Start Supplied information
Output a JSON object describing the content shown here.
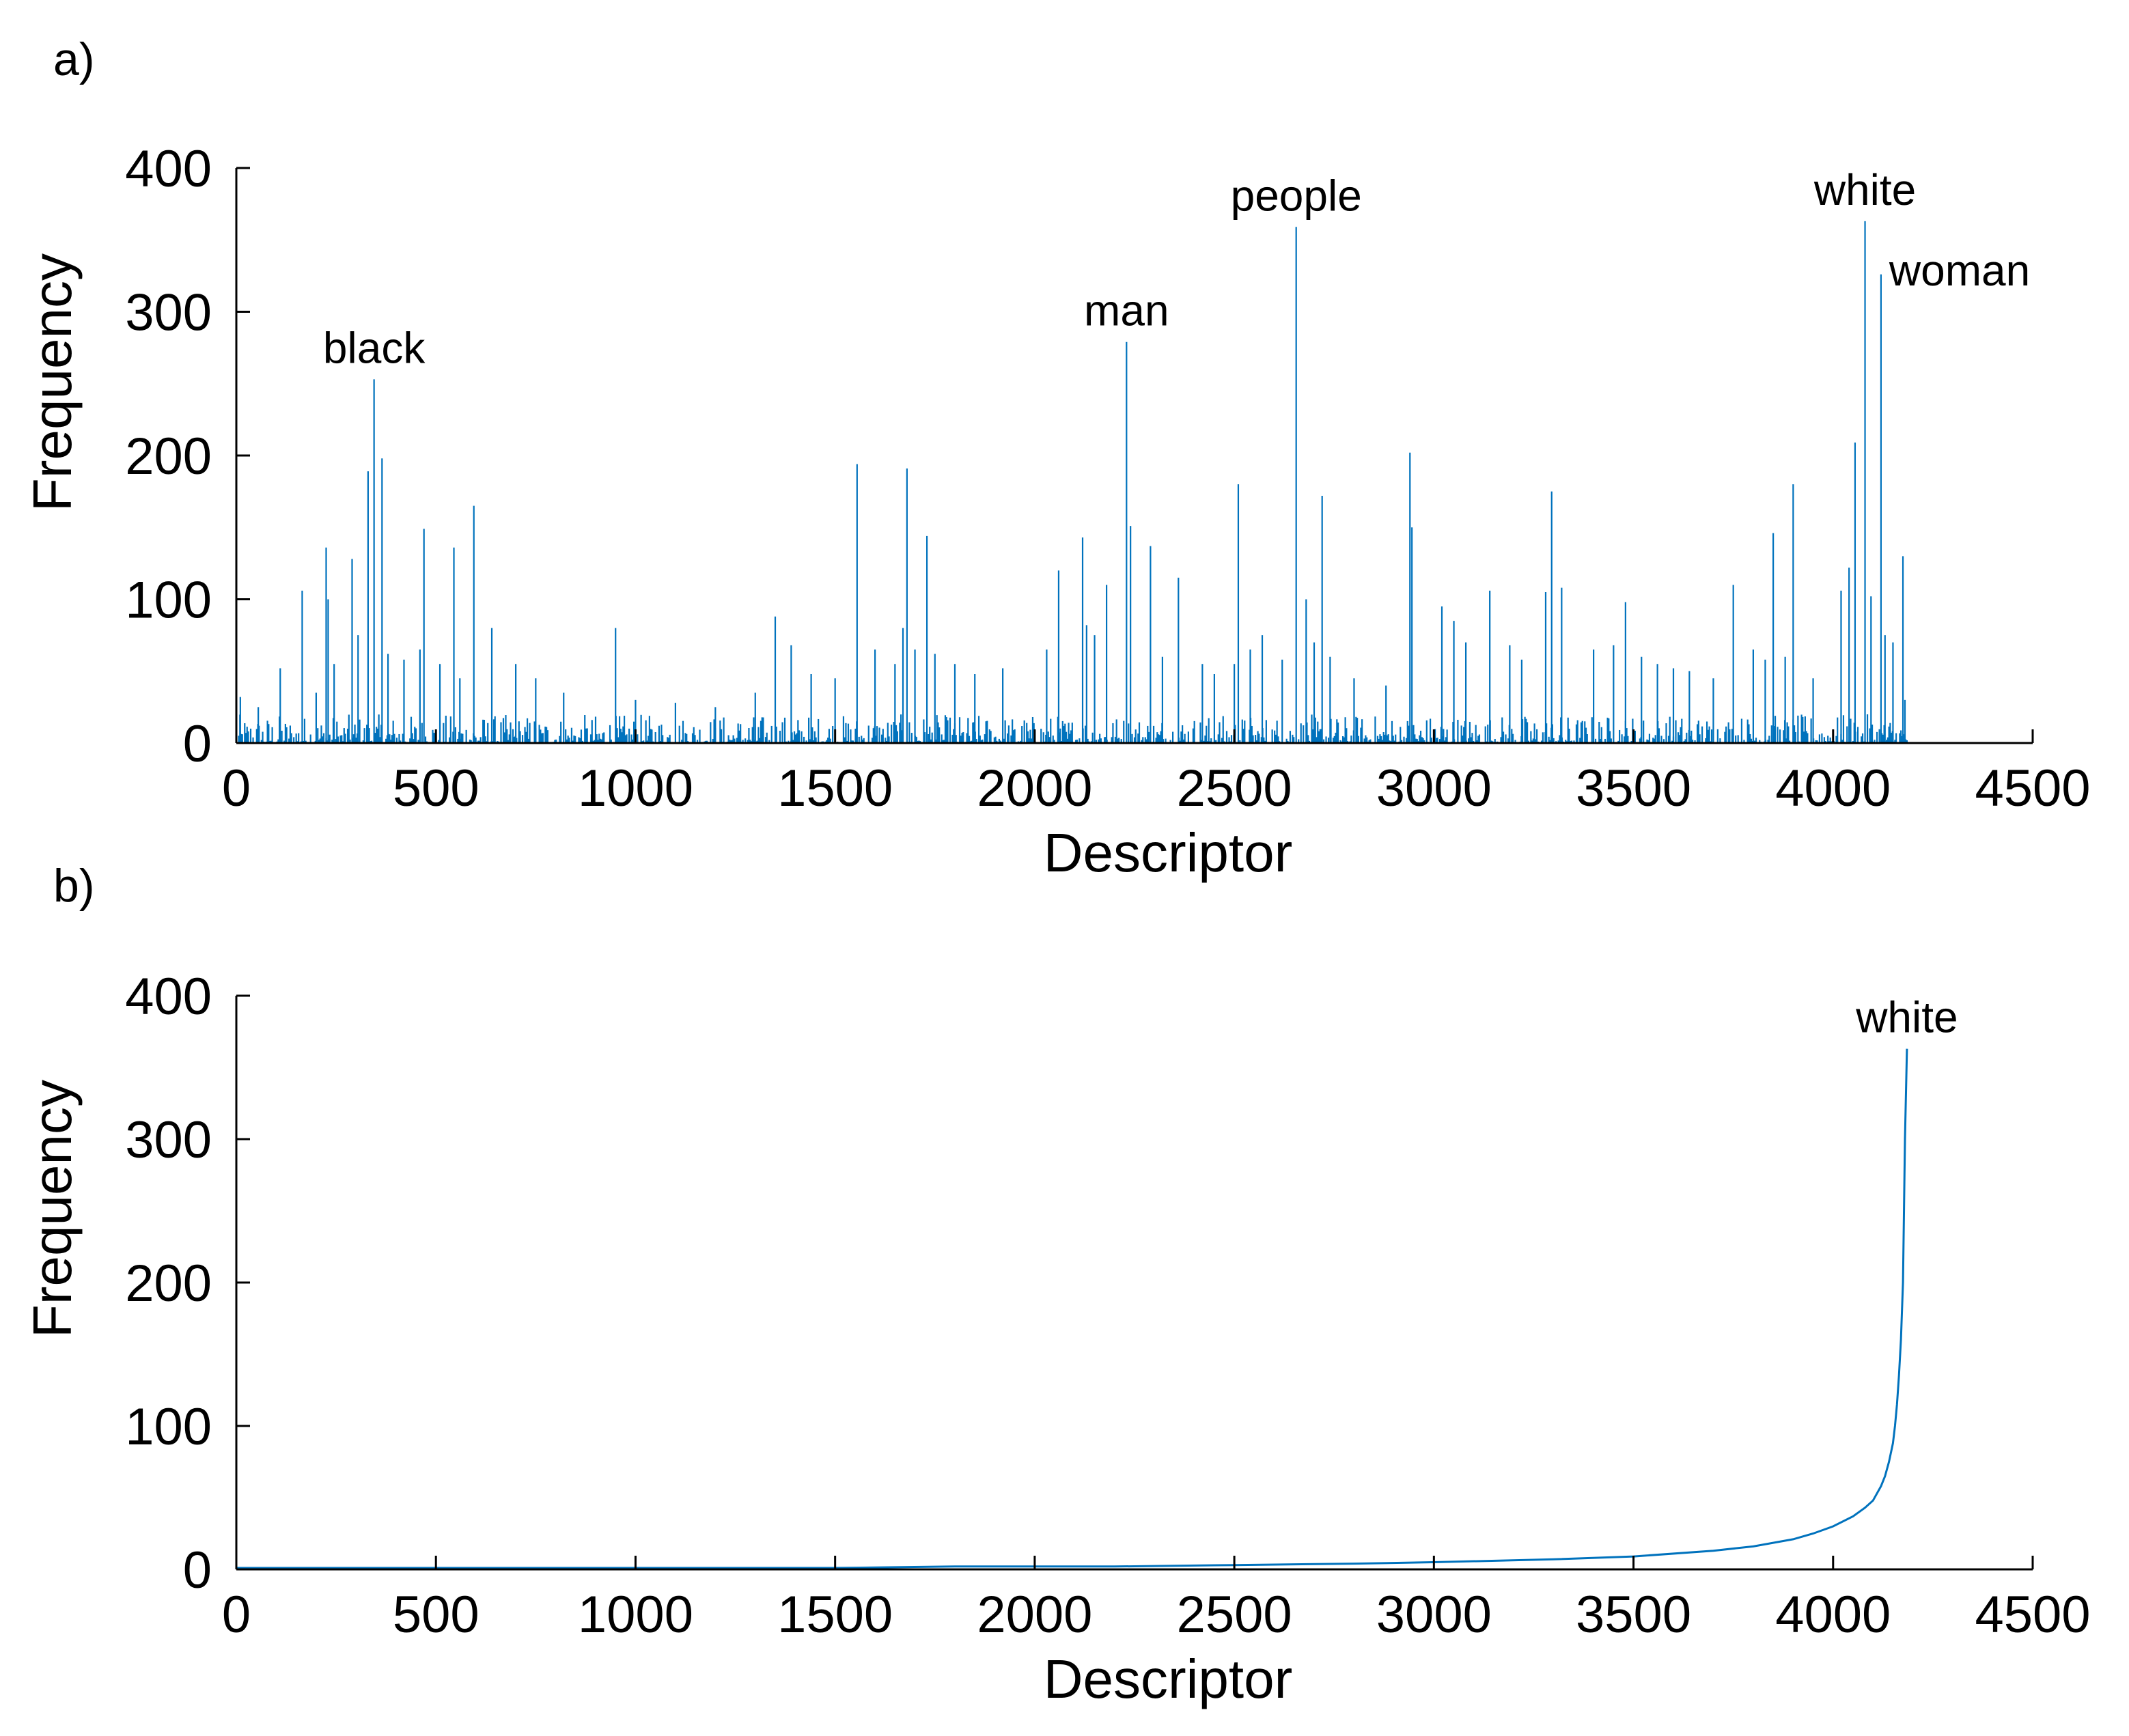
{
  "colors": {
    "series": "#0072BD",
    "axis": "#000000"
  },
  "chart_data": [
    {
      "panel_label": "a)",
      "type": "bar",
      "xlabel": "Descriptor",
      "ylabel": "Frequency",
      "xlim": [
        0,
        4500
      ],
      "ylim": [
        0,
        400
      ],
      "xticks": [
        0,
        500,
        1000,
        1500,
        2000,
        2500,
        3000,
        3500,
        4000,
        4500
      ],
      "yticks": [
        0,
        100,
        200,
        300,
        400
      ],
      "grid": false,
      "descriptor_count": 4185,
      "background_frequency_max": 20,
      "spikes": [
        [
          10,
          32
        ],
        [
          55,
          25
        ],
        [
          110,
          52
        ],
        [
          165,
          106
        ],
        [
          200,
          35
        ],
        [
          225,
          136
        ],
        [
          230,
          100
        ],
        [
          245,
          55
        ],
        [
          290,
          128
        ],
        [
          305,
          75
        ],
        [
          330,
          189
        ],
        [
          345,
          253
        ],
        [
          365,
          198
        ],
        [
          380,
          62
        ],
        [
          420,
          58
        ],
        [
          460,
          65
        ],
        [
          470,
          149
        ],
        [
          510,
          55
        ],
        [
          545,
          136
        ],
        [
          560,
          45
        ],
        [
          595,
          165
        ],
        [
          640,
          80
        ],
        [
          700,
          55
        ],
        [
          750,
          45
        ],
        [
          820,
          35
        ],
        [
          950,
          80
        ],
        [
          1000,
          30
        ],
        [
          1100,
          28
        ],
        [
          1200,
          25
        ],
        [
          1300,
          35
        ],
        [
          1350,
          88
        ],
        [
          1390,
          68
        ],
        [
          1440,
          48
        ],
        [
          1500,
          45
        ],
        [
          1555,
          194
        ],
        [
          1600,
          65
        ],
        [
          1650,
          55
        ],
        [
          1670,
          80
        ],
        [
          1680,
          191
        ],
        [
          1700,
          65
        ],
        [
          1730,
          144
        ],
        [
          1750,
          62
        ],
        [
          1800,
          55
        ],
        [
          1850,
          48
        ],
        [
          1920,
          52
        ],
        [
          2030,
          65
        ],
        [
          2060,
          120
        ],
        [
          2120,
          143
        ],
        [
          2130,
          82
        ],
        [
          2150,
          75
        ],
        [
          2180,
          110
        ],
        [
          2230,
          279
        ],
        [
          2240,
          151
        ],
        [
          2290,
          137
        ],
        [
          2320,
          60
        ],
        [
          2360,
          115
        ],
        [
          2420,
          55
        ],
        [
          2450,
          48
        ],
        [
          2500,
          55
        ],
        [
          2510,
          180
        ],
        [
          2540,
          65
        ],
        [
          2570,
          75
        ],
        [
          2620,
          58
        ],
        [
          2655,
          359
        ],
        [
          2680,
          100
        ],
        [
          2700,
          70
        ],
        [
          2720,
          172
        ],
        [
          2740,
          60
        ],
        [
          2800,
          45
        ],
        [
          2880,
          40
        ],
        [
          2940,
          202
        ],
        [
          2945,
          150
        ],
        [
          3020,
          95
        ],
        [
          3050,
          85
        ],
        [
          3080,
          70
        ],
        [
          3140,
          106
        ],
        [
          3190,
          68
        ],
        [
          3220,
          58
        ],
        [
          3280,
          105
        ],
        [
          3295,
          175
        ],
        [
          3320,
          108
        ],
        [
          3400,
          65
        ],
        [
          3450,
          68
        ],
        [
          3480,
          98
        ],
        [
          3520,
          60
        ],
        [
          3560,
          55
        ],
        [
          3600,
          52
        ],
        [
          3640,
          50
        ],
        [
          3700,
          45
        ],
        [
          3750,
          110
        ],
        [
          3800,
          65
        ],
        [
          3830,
          58
        ],
        [
          3850,
          146
        ],
        [
          3880,
          60
        ],
        [
          3900,
          180
        ],
        [
          3950,
          45
        ],
        [
          4020,
          106
        ],
        [
          4040,
          122
        ],
        [
          4055,
          209
        ],
        [
          4080,
          363
        ],
        [
          4095,
          102
        ],
        [
          4120,
          326
        ],
        [
          4130,
          75
        ],
        [
          4150,
          70
        ],
        [
          4175,
          130
        ],
        [
          4180,
          30
        ]
      ],
      "annotations": [
        {
          "label": "black",
          "x": 345,
          "y": 253
        },
        {
          "label": "man",
          "x": 2230,
          "y": 279
        },
        {
          "label": "people",
          "x": 2655,
          "y": 359
        },
        {
          "label": "white",
          "x": 4080,
          "y": 363
        },
        {
          "label": "woman",
          "x": 4120,
          "y": 326
        }
      ]
    },
    {
      "panel_label": "b)",
      "type": "line",
      "xlabel": "Descriptor",
      "ylabel": "Frequency",
      "xlim": [
        0,
        4500
      ],
      "ylim": [
        0,
        400
      ],
      "xticks": [
        0,
        500,
        1000,
        1500,
        2000,
        2500,
        3000,
        3500,
        4000,
        4500
      ],
      "yticks": [
        0,
        100,
        200,
        300,
        400
      ],
      "grid": false,
      "x": [
        0,
        1500,
        1800,
        2200,
        2500,
        2800,
        3000,
        3300,
        3500,
        3700,
        3800,
        3900,
        3950,
        4000,
        4050,
        4080,
        4100,
        4120,
        4130,
        4140,
        4150,
        4155,
        4160,
        4165,
        4170,
        4175,
        4180,
        4185
      ],
      "y": [
        1,
        1,
        2,
        2,
        3,
        4,
        5,
        7,
        9,
        13,
        16,
        21,
        25,
        30,
        37,
        43,
        48,
        58,
        65,
        75,
        88,
        100,
        115,
        135,
        160,
        200,
        300,
        363
      ],
      "annotations": [
        {
          "label": "white",
          "x": 4185,
          "y": 363
        }
      ]
    }
  ]
}
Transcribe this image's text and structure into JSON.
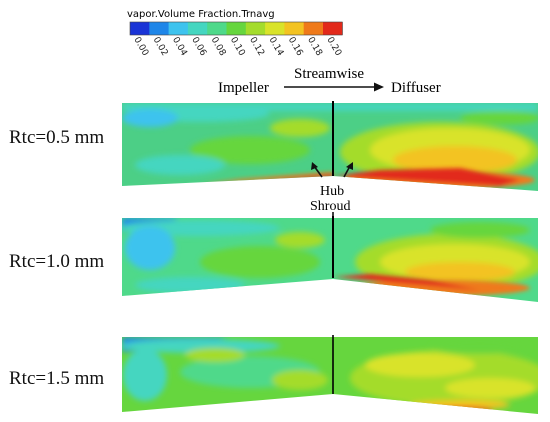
{
  "legend": {
    "title": "vapor.Volume Fraction.Trnavg",
    "ticks": [
      "0.00",
      "0.02",
      "0.04",
      "0.06",
      "0.08",
      "0.10",
      "0.12",
      "0.14",
      "0.16",
      "0.18",
      "0.20"
    ],
    "colors": [
      "#1a34d6",
      "#1f86e8",
      "#3ec3ee",
      "#45d6c0",
      "#4fd98a",
      "#66d63e",
      "#a4dc2c",
      "#d9e32a",
      "#f3c322",
      "#ef7a1a",
      "#e2291a"
    ]
  },
  "flow": {
    "left_label": "Impeller",
    "direction_label": "Streamwise",
    "right_label": "Diffuser"
  },
  "annotations": {
    "hub": "Hub",
    "shroud": "Shroud"
  },
  "cases": [
    {
      "label": "Rtc=0.5 mm"
    },
    {
      "label": "Rtc=1.0 mm"
    },
    {
      "label": "Rtc=1.5 mm"
    }
  ]
}
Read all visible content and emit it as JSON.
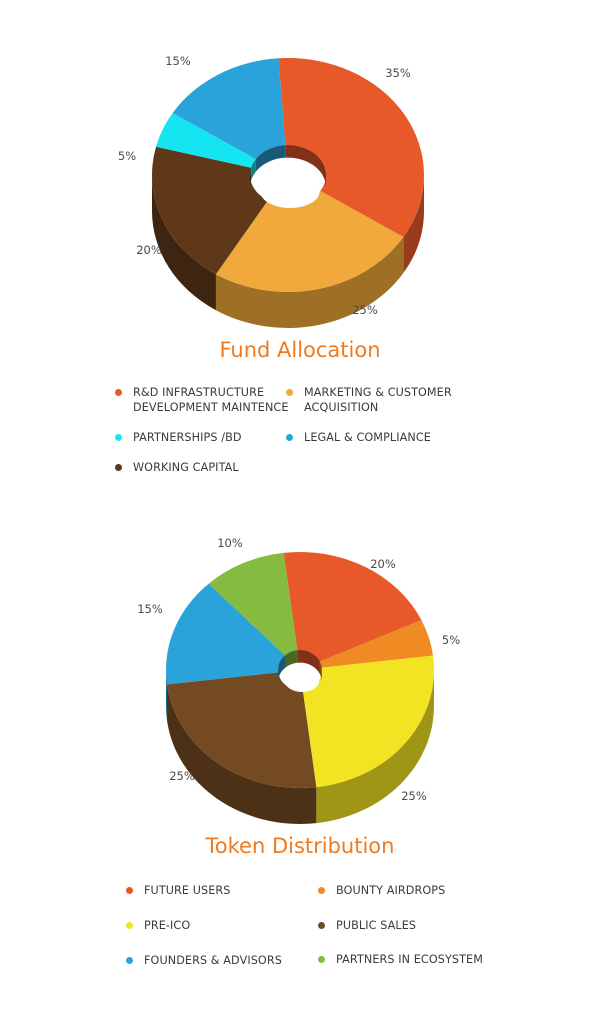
{
  "chart_data": [
    {
      "type": "pie",
      "title": "Fund Allocation",
      "slices": [
        {
          "label": "R&D INFRASTRUCTURE\nDEVELOPMENT MAINTENCE",
          "value": 35,
          "value_label": "35%",
          "color": "#e8592a"
        },
        {
          "label": "MARKETING & CUSTOMER\nACQUISITION",
          "value": 25,
          "value_label": "25%",
          "color": "#f0a93a"
        },
        {
          "label": "WORKING CAPITAL",
          "value": 20,
          "value_label": "20%",
          "color": "#5e3819"
        },
        {
          "label": "PARTNERSHIPS /BD",
          "value": 5,
          "value_label": "5%",
          "color": "#15e5f0"
        },
        {
          "label": "LEGAL & COMPLIANCE",
          "value": 15,
          "value_label": "15%",
          "color": "#29a3da"
        }
      ],
      "legend": [
        "R&D INFRASTRUCTURE\nDEVELOPMENT MAINTENCE",
        "MARKETING & CUSTOMER\nACQUISITION",
        "PARTNERSHIPS /BD",
        "LEGAL & COMPLIANCE",
        "WORKING CAPITAL"
      ],
      "legend_colors": [
        "#e8592a",
        "#f0a93a",
        "#15e5f0",
        "#29a3da",
        "#5e3819"
      ]
    },
    {
      "type": "pie",
      "title": "Token Distribution",
      "slices": [
        {
          "label": "FUTURE USERS",
          "value": 20,
          "value_label": "20%",
          "color": "#e8592a"
        },
        {
          "label": "BOUNTY AIRDROPS",
          "value": 5,
          "value_label": "5%",
          "color": "#ef8b22"
        },
        {
          "label": "PRE-ICO",
          "value": 25,
          "value_label": "25%",
          "color": "#f2e422"
        },
        {
          "label": "PUBLIC SALES",
          "value": 25,
          "value_label": "25%",
          "color": "#744a23"
        },
        {
          "label": "FOUNDERS & ADVISORS",
          "value": 15,
          "value_label": "15%",
          "color": "#29a3da"
        },
        {
          "label": "PARTNERS IN ECOSYSTEM",
          "value": 10,
          "value_label": "10%",
          "color": "#85bb3e"
        }
      ],
      "legend": [
        "FUTURE USERS",
        "BOUNTY AIRDROPS",
        "PRE-ICO",
        "PUBLIC SALES",
        "FOUNDERS & ADVISORS",
        "PARTNERS IN ECOSYSTEM"
      ],
      "legend_colors": [
        "#e8592a",
        "#ef8b22",
        "#f2e422",
        "#744a23",
        "#29a3da",
        "#85bb3e"
      ]
    }
  ]
}
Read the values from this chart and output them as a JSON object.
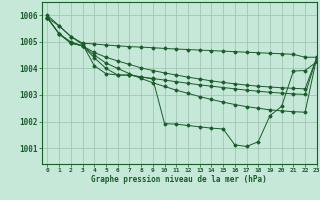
End Supplied information
Exercise details » List every line in the records above that contains the word "ECOSYSTEM".

Task output »
          "label": "PARTNERS IN ECOSYSTEM",
        "PARTNERS IN ECOSYSTEM"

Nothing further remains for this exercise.